◆ **Objective**:
Your task is to copy every line of the records below that contains "Peak".

◆ **Data extract**:
* Begin *
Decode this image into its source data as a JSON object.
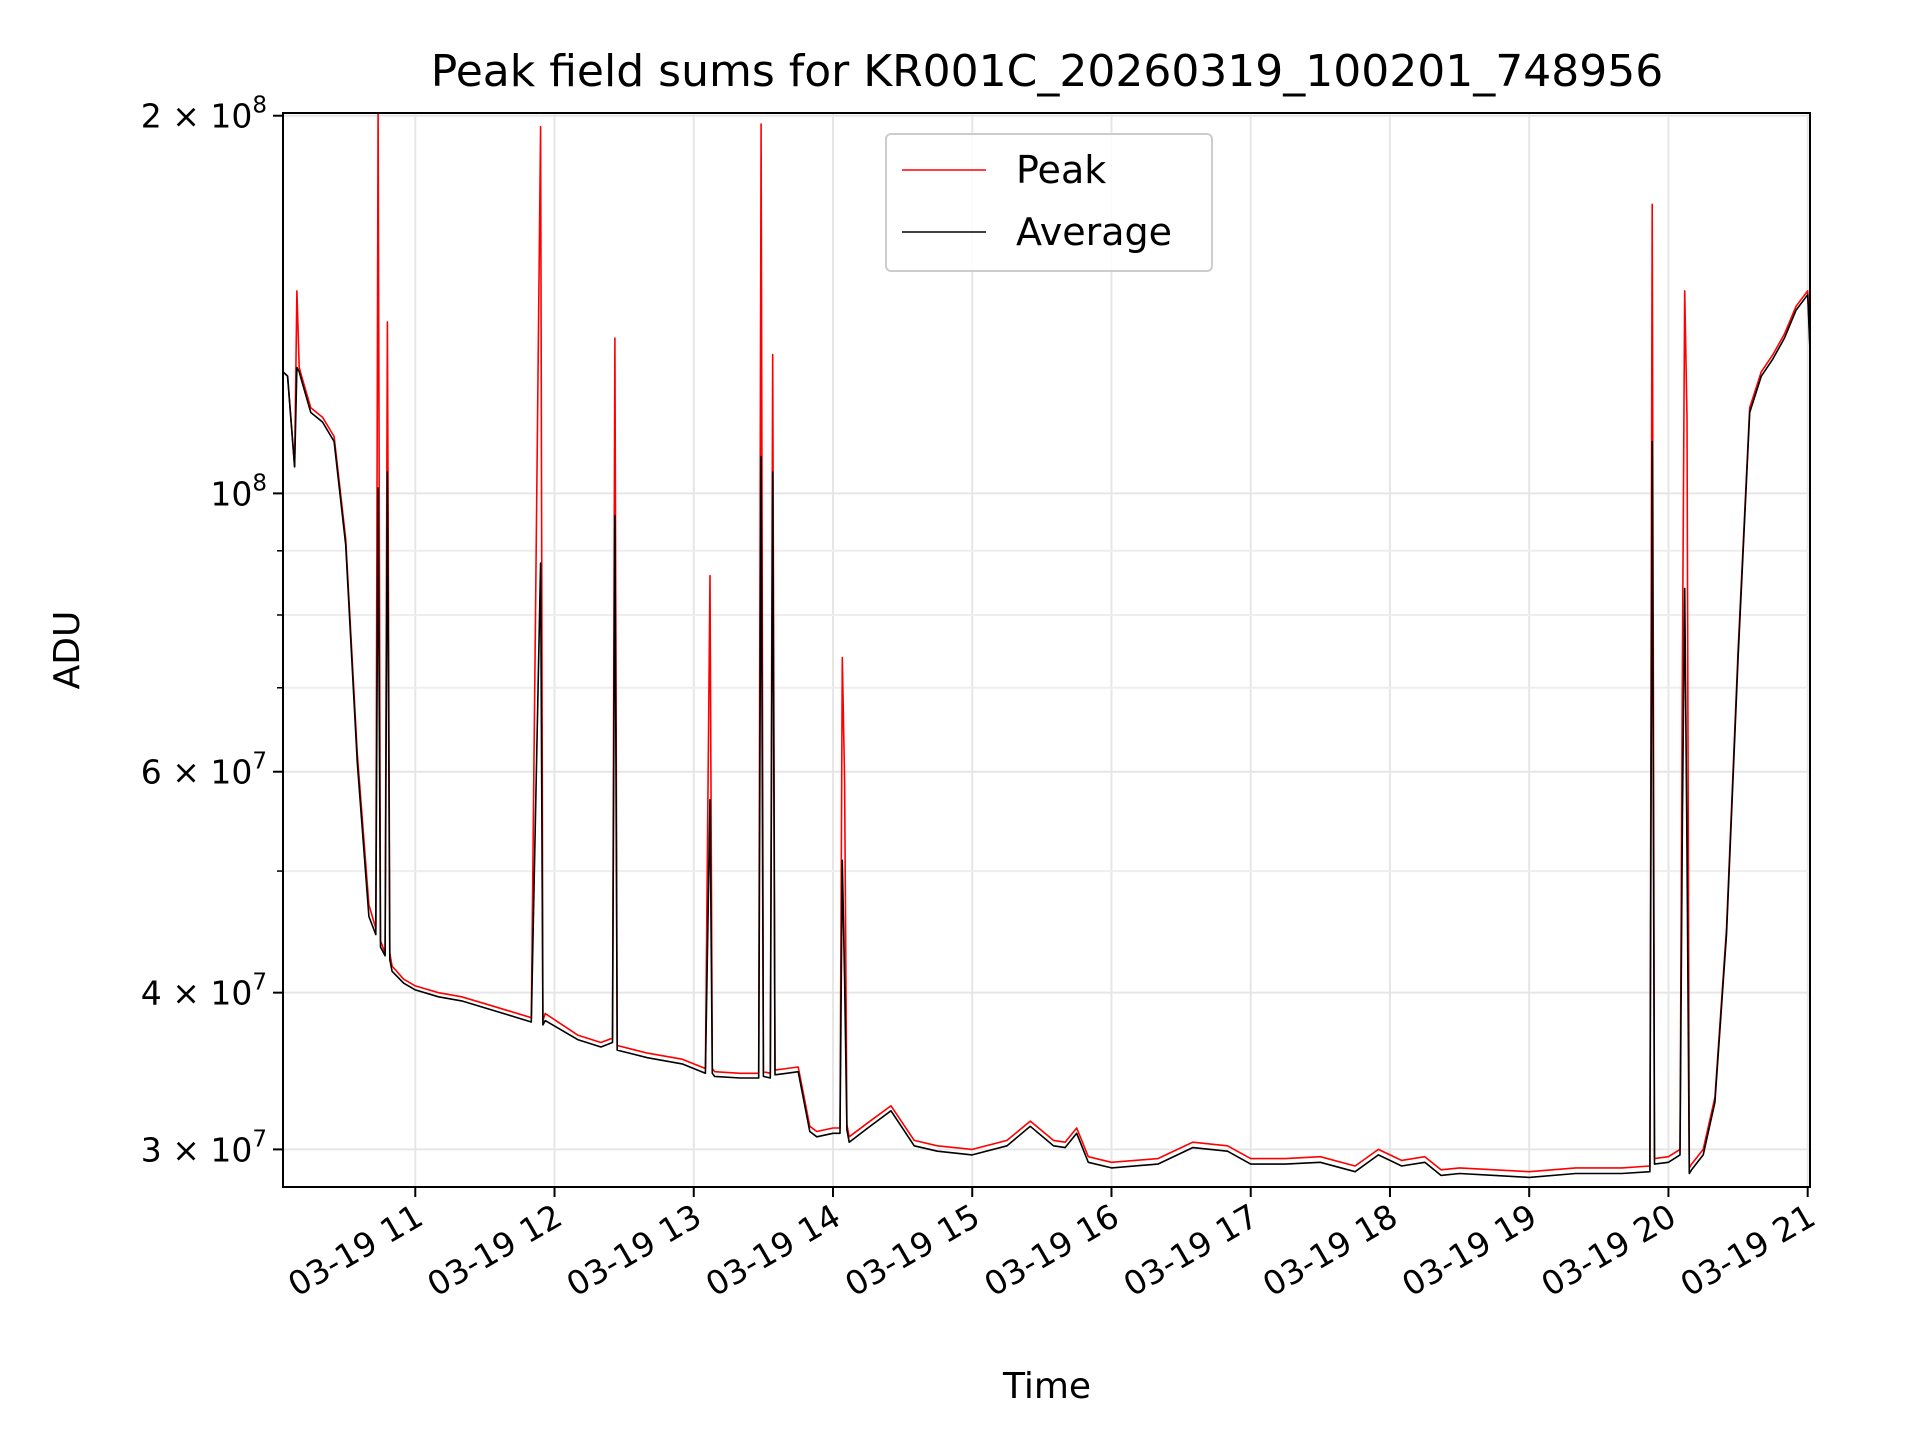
{
  "chart_data": {
    "type": "line",
    "title": "Peak field sums for KR001C_20260319_100201_748956",
    "xlabel": "Time",
    "ylabel": "ADU",
    "y_scale": "log",
    "ylim": [
      28000000,
      201000000
    ],
    "xlim": [
      "2026-03-19 10:03",
      "2026-03-19 21:01"
    ],
    "grid": true,
    "legend_position": "top-center",
    "x_ticks": [
      {
        "value": "2026-03-19 11:00",
        "label": "03-19 11"
      },
      {
        "value": "2026-03-19 12:00",
        "label": "03-19 12"
      },
      {
        "value": "2026-03-19 13:00",
        "label": "03-19 13"
      },
      {
        "value": "2026-03-19 14:00",
        "label": "03-19 14"
      },
      {
        "value": "2026-03-19 15:00",
        "label": "03-19 15"
      },
      {
        "value": "2026-03-19 16:00",
        "label": "03-19 16"
      },
      {
        "value": "2026-03-19 17:00",
        "label": "03-19 17"
      },
      {
        "value": "2026-03-19 18:00",
        "label": "03-19 18"
      },
      {
        "value": "2026-03-19 19:00",
        "label": "03-19 19"
      },
      {
        "value": "2026-03-19 20:00",
        "label": "03-19 20"
      },
      {
        "value": "2026-03-19 21:00",
        "label": "03-19 21"
      }
    ],
    "y_major_ticks": [
      {
        "value": 30000000,
        "base": "3 × 10",
        "exp": "7"
      },
      {
        "value": 40000000,
        "base": "4 × 10",
        "exp": "7"
      },
      {
        "value": 60000000,
        "base": "6 × 10",
        "exp": "7"
      },
      {
        "value": 100000000,
        "base": "10",
        "exp": "8"
      },
      {
        "value": 200000000,
        "base": "2 × 10",
        "exp": "8"
      }
    ],
    "y_minor_ticks": [
      50000000,
      70000000,
      80000000,
      90000000
    ],
    "colors": {
      "Peak": "#ff0000",
      "Average": "#000000"
    },
    "series": [
      {
        "name": "Peak",
        "x": [
          "2026-03-19 10:03",
          "2026-03-19 10:05",
          "2026-03-19 10:08",
          "2026-03-19 10:09",
          "2026-03-19 10:10",
          "2026-03-19 10:11",
          "2026-03-19 10:15",
          "2026-03-19 10:20",
          "2026-03-19 10:25",
          "2026-03-19 10:30",
          "2026-03-19 10:35",
          "2026-03-19 10:40",
          "2026-03-19 10:43",
          "2026-03-19 10:44",
          "2026-03-19 10:45",
          "2026-03-19 10:47",
          "2026-03-19 10:48",
          "2026-03-19 10:49",
          "2026-03-19 10:50",
          "2026-03-19 10:55",
          "2026-03-19 11:00",
          "2026-03-19 11:10",
          "2026-03-19 11:20",
          "2026-03-19 11:30",
          "2026-03-19 11:40",
          "2026-03-19 11:50",
          "2026-03-19 11:54",
          "2026-03-19 11:55",
          "2026-03-19 11:56",
          "2026-03-19 12:10",
          "2026-03-19 12:20",
          "2026-03-19 12:25",
          "2026-03-19 12:26",
          "2026-03-19 12:27",
          "2026-03-19 12:40",
          "2026-03-19 12:55",
          "2026-03-19 13:05",
          "2026-03-19 13:07",
          "2026-03-19 13:08",
          "2026-03-19 13:09",
          "2026-03-19 13:20",
          "2026-03-19 13:28",
          "2026-03-19 13:29",
          "2026-03-19 13:30",
          "2026-03-19 13:33",
          "2026-03-19 13:34",
          "2026-03-19 13:35",
          "2026-03-19 13:40",
          "2026-03-19 13:45",
          "2026-03-19 13:50",
          "2026-03-19 13:53",
          "2026-03-19 14:00",
          "2026-03-19 14:03",
          "2026-03-19 14:04",
          "2026-03-19 14:05",
          "2026-03-19 14:06",
          "2026-03-19 14:07",
          "2026-03-19 14:15",
          "2026-03-19 14:25",
          "2026-03-19 14:35",
          "2026-03-19 14:45",
          "2026-03-19 15:00",
          "2026-03-19 15:15",
          "2026-03-19 15:25",
          "2026-03-19 15:35",
          "2026-03-19 15:40",
          "2026-03-19 15:45",
          "2026-03-19 15:50",
          "2026-03-19 16:00",
          "2026-03-19 16:20",
          "2026-03-19 16:35",
          "2026-03-19 16:50",
          "2026-03-19 17:00",
          "2026-03-19 17:15",
          "2026-03-19 17:30",
          "2026-03-19 17:45",
          "2026-03-19 17:55",
          "2026-03-19 18:05",
          "2026-03-19 18:15",
          "2026-03-19 18:22",
          "2026-03-19 18:30",
          "2026-03-19 18:45",
          "2026-03-19 19:00",
          "2026-03-19 19:20",
          "2026-03-19 19:40",
          "2026-03-19 19:52",
          "2026-03-19 19:53",
          "2026-03-19 19:54",
          "2026-03-19 20:00",
          "2026-03-19 20:05",
          "2026-03-19 20:06",
          "2026-03-19 20:07",
          "2026-03-19 20:08",
          "2026-03-19 20:09",
          "2026-03-19 20:10",
          "2026-03-19 20:15",
          "2026-03-19 20:20",
          "2026-03-19 20:25",
          "2026-03-19 20:30",
          "2026-03-19 20:35",
          "2026-03-19 20:40",
          "2026-03-19 20:45",
          "2026-03-19 20:50",
          "2026-03-19 20:55",
          "2026-03-19 21:00",
          "2026-03-19 21:01"
        ],
        "values": [
          125000000,
          124000000,
          105000000,
          145000000,
          126000000,
          124000000,
          117000000,
          115000000,
          111000000,
          92000000,
          62000000,
          47000000,
          45000000,
          203000000,
          44000000,
          43000000,
          137000000,
          43000000,
          42000000,
          41000000,
          40500000,
          40000000,
          39700000,
          39200000,
          38700000,
          38200000,
          196000000,
          38000000,
          38500000,
          37000000,
          36500000,
          36800000,
          133000000,
          36300000,
          35800000,
          35400000,
          34800000,
          86000000,
          34800000,
          34600000,
          34500000,
          34500000,
          197000000,
          34600000,
          34500000,
          129000000,
          34700000,
          34800000,
          34900000,
          31300000,
          31000000,
          31200000,
          31200000,
          74000000,
          59000000,
          31400000,
          30700000,
          31500000,
          32500000,
          30500000,
          30200000,
          30000000,
          30500000,
          31600000,
          30500000,
          30400000,
          31200000,
          29600000,
          29300000,
          29500000,
          30400000,
          30200000,
          29500000,
          29500000,
          29600000,
          29100000,
          30000000,
          29400000,
          29600000,
          28900000,
          29000000,
          28900000,
          28800000,
          29000000,
          29000000,
          29100000,
          170000000,
          29500000,
          29600000,
          30000000,
          73000000,
          145000000,
          115000000,
          29000000,
          29200000,
          30000000,
          33000000,
          45000000,
          75000000,
          117000000,
          125000000,
          129000000,
          134000000,
          141000000,
          145000000,
          131000000
        ]
      },
      {
        "name": "Average",
        "x": [
          "2026-03-19 10:03",
          "2026-03-19 10:05",
          "2026-03-19 10:08",
          "2026-03-19 10:09",
          "2026-03-19 10:10",
          "2026-03-19 10:11",
          "2026-03-19 10:15",
          "2026-03-19 10:20",
          "2026-03-19 10:25",
          "2026-03-19 10:30",
          "2026-03-19 10:35",
          "2026-03-19 10:40",
          "2026-03-19 10:43",
          "2026-03-19 10:44",
          "2026-03-19 10:45",
          "2026-03-19 10:47",
          "2026-03-19 10:48",
          "2026-03-19 10:49",
          "2026-03-19 10:50",
          "2026-03-19 10:55",
          "2026-03-19 11:00",
          "2026-03-19 11:10",
          "2026-03-19 11:20",
          "2026-03-19 11:30",
          "2026-03-19 11:40",
          "2026-03-19 11:50",
          "2026-03-19 11:54",
          "2026-03-19 11:55",
          "2026-03-19 11:56",
          "2026-03-19 12:10",
          "2026-03-19 12:20",
          "2026-03-19 12:25",
          "2026-03-19 12:26",
          "2026-03-19 12:27",
          "2026-03-19 12:40",
          "2026-03-19 12:55",
          "2026-03-19 13:05",
          "2026-03-19 13:07",
          "2026-03-19 13:08",
          "2026-03-19 13:09",
          "2026-03-19 13:20",
          "2026-03-19 13:28",
          "2026-03-19 13:29",
          "2026-03-19 13:30",
          "2026-03-19 13:33",
          "2026-03-19 13:34",
          "2026-03-19 13:35",
          "2026-03-19 13:40",
          "2026-03-19 13:45",
          "2026-03-19 13:50",
          "2026-03-19 13:53",
          "2026-03-19 14:00",
          "2026-03-19 14:03",
          "2026-03-19 14:04",
          "2026-03-19 14:05",
          "2026-03-19 14:06",
          "2026-03-19 14:07",
          "2026-03-19 14:15",
          "2026-03-19 14:25",
          "2026-03-19 14:35",
          "2026-03-19 14:45",
          "2026-03-19 15:00",
          "2026-03-19 15:15",
          "2026-03-19 15:25",
          "2026-03-19 15:35",
          "2026-03-19 15:40",
          "2026-03-19 15:45",
          "2026-03-19 15:50",
          "2026-03-19 16:00",
          "2026-03-19 16:20",
          "2026-03-19 16:35",
          "2026-03-19 16:50",
          "2026-03-19 17:00",
          "2026-03-19 17:15",
          "2026-03-19 17:30",
          "2026-03-19 17:45",
          "2026-03-19 17:55",
          "2026-03-19 18:05",
          "2026-03-19 18:15",
          "2026-03-19 18:22",
          "2026-03-19 18:30",
          "2026-03-19 18:45",
          "2026-03-19 19:00",
          "2026-03-19 19:20",
          "2026-03-19 19:40",
          "2026-03-19 19:52",
          "2026-03-19 19:53",
          "2026-03-19 19:54",
          "2026-03-19 20:00",
          "2026-03-19 20:05",
          "2026-03-19 20:06",
          "2026-03-19 20:07",
          "2026-03-19 20:08",
          "2026-03-19 20:09",
          "2026-03-19 20:10",
          "2026-03-19 20:15",
          "2026-03-19 20:20",
          "2026-03-19 20:25",
          "2026-03-19 20:30",
          "2026-03-19 20:35",
          "2026-03-19 20:40",
          "2026-03-19 20:45",
          "2026-03-19 20:50",
          "2026-03-19 20:55",
          "2026-03-19 21:00",
          "2026-03-19 21:01"
        ],
        "values": [
          125000000,
          124000000,
          105000000,
          126000000,
          125000000,
          123000000,
          116000000,
          114000000,
          110000000,
          91000000,
          61000000,
          46000000,
          44500000,
          101000000,
          43500000,
          42800000,
          104000000,
          42500000,
          41600000,
          40700000,
          40200000,
          39700000,
          39400000,
          38900000,
          38400000,
          37900000,
          88000000,
          37700000,
          38000000,
          36700000,
          36200000,
          36500000,
          96000000,
          36000000,
          35500000,
          35100000,
          34500000,
          57000000,
          34500000,
          34300000,
          34200000,
          34200000,
          107000000,
          34300000,
          34200000,
          104000000,
          34400000,
          34500000,
          34600000,
          31000000,
          30700000,
          30900000,
          30900000,
          51000000,
          41000000,
          31100000,
          30400000,
          31200000,
          32200000,
          30200000,
          29900000,
          29700000,
          30200000,
          31300000,
          30200000,
          30100000,
          30900000,
          29300000,
          29000000,
          29200000,
          30100000,
          29900000,
          29200000,
          29200000,
          29300000,
          28800000,
          29700000,
          29100000,
          29300000,
          28600000,
          28700000,
          28600000,
          28500000,
          28700000,
          28700000,
          28800000,
          110000000,
          29200000,
          29300000,
          29700000,
          55000000,
          84000000,
          52000000,
          28700000,
          28900000,
          29700000,
          32700000,
          44500000,
          74000000,
          116000000,
          124000000,
          128000000,
          133000000,
          140000000,
          144000000,
          130000000
        ]
      }
    ]
  }
}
* End *
◆ **Response to the task**:
    "title": "Peak field sums for KR001C_20260319_100201_748956",
      "Peak": "#ff0000",
        "name": "Peak",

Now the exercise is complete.